Stated goal
Track down every line below that holds "JSON" and copy it.

## BEGIN Given data

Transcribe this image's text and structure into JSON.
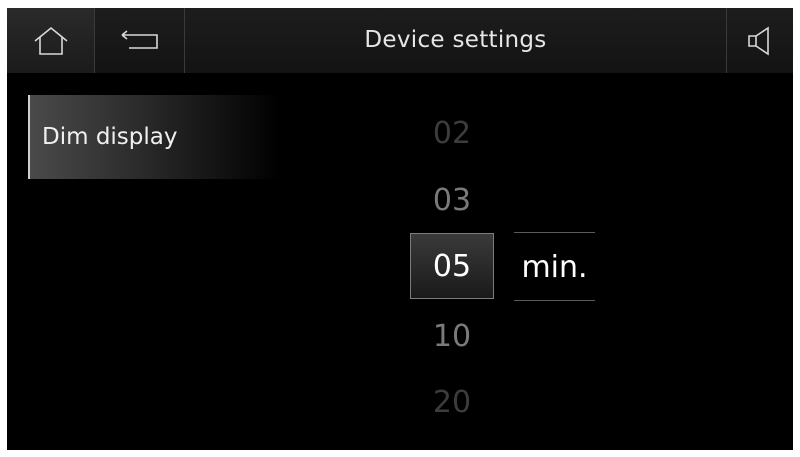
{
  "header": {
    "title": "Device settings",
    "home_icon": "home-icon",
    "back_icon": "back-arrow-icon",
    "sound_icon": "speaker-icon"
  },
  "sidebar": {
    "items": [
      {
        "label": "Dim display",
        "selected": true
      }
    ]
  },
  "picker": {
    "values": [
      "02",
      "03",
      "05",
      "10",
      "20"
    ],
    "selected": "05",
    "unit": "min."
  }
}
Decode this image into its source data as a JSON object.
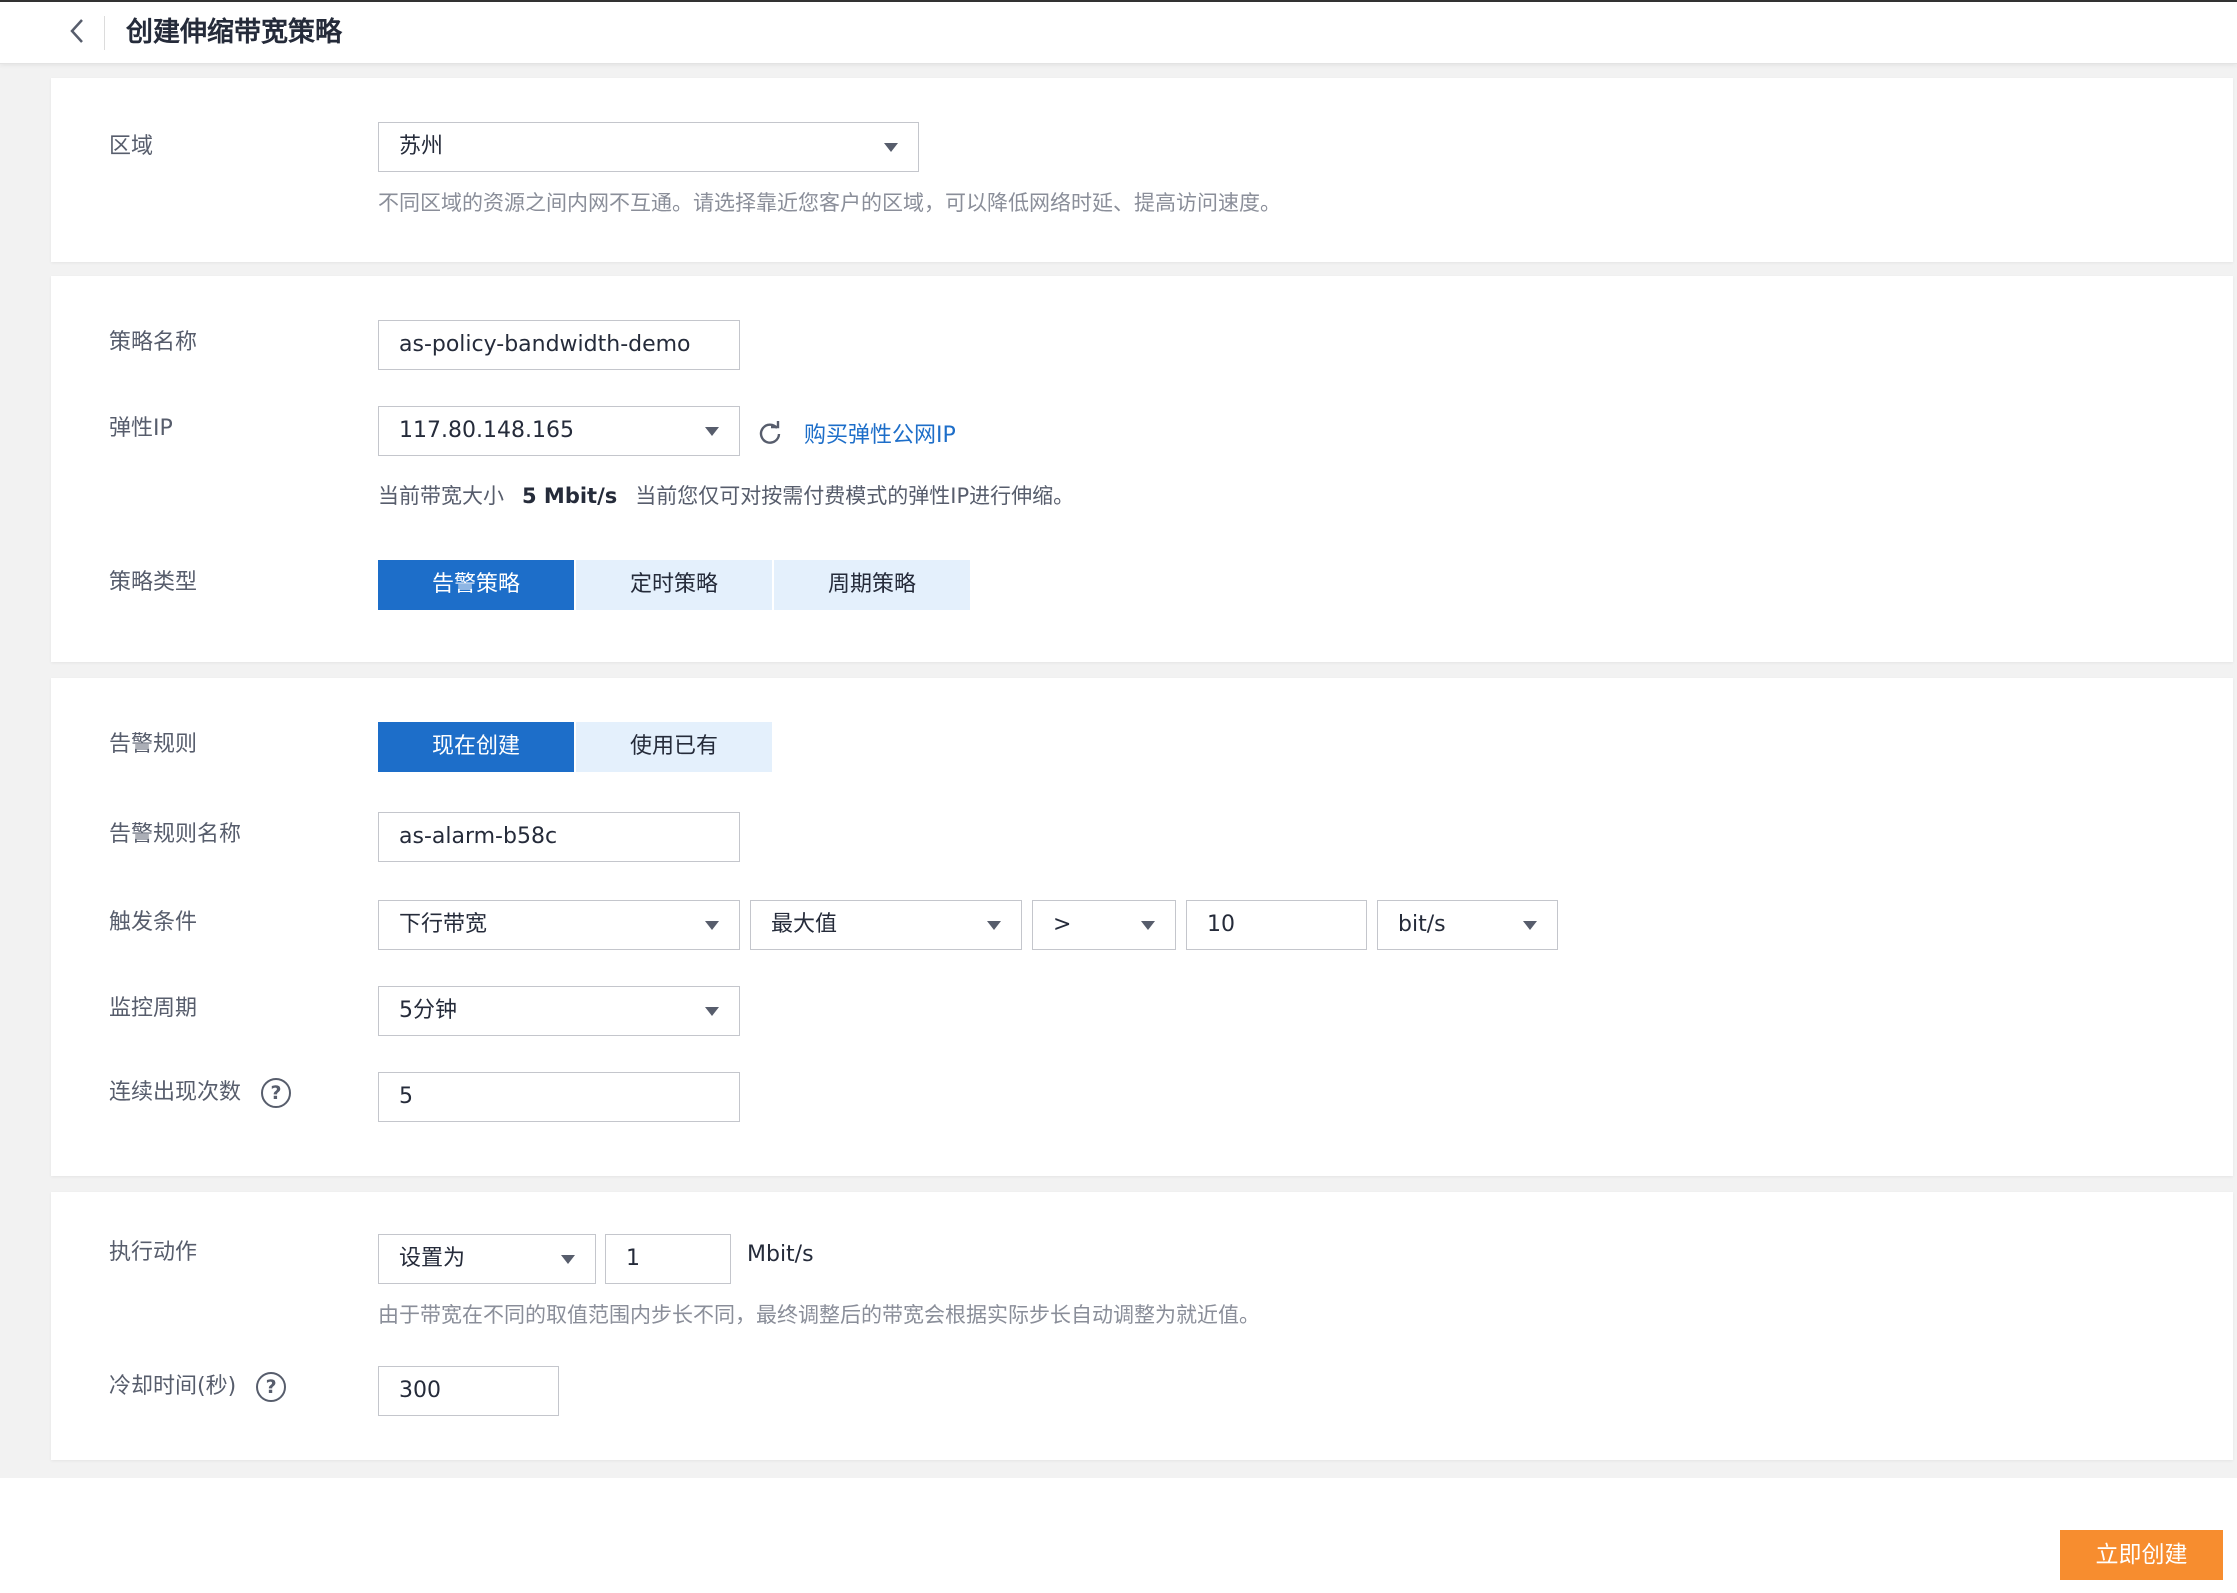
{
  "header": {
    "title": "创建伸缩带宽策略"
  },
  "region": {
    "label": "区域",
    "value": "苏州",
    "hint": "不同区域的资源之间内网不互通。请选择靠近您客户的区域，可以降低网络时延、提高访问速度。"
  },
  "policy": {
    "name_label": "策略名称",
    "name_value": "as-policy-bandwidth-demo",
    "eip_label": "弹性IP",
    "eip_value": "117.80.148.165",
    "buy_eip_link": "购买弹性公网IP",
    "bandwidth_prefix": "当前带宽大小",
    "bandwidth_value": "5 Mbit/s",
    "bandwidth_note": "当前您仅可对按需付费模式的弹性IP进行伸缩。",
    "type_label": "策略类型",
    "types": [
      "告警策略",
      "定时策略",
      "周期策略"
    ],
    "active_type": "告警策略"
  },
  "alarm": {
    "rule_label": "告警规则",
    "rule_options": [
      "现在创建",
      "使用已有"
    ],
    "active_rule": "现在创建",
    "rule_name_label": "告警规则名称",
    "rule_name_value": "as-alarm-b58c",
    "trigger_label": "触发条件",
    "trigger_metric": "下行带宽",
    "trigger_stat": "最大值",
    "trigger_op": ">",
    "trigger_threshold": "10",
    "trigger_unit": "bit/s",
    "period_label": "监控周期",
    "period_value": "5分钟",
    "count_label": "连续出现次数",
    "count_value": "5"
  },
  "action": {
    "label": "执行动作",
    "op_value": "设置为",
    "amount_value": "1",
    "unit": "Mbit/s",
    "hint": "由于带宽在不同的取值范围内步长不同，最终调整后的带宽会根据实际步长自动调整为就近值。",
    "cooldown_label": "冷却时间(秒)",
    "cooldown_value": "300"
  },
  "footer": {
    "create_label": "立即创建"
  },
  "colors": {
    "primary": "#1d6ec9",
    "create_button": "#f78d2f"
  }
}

## END Given data

Response to the task
Transcribe this image's text and structure into JSON.
Decode this image into its source data as a JSON object.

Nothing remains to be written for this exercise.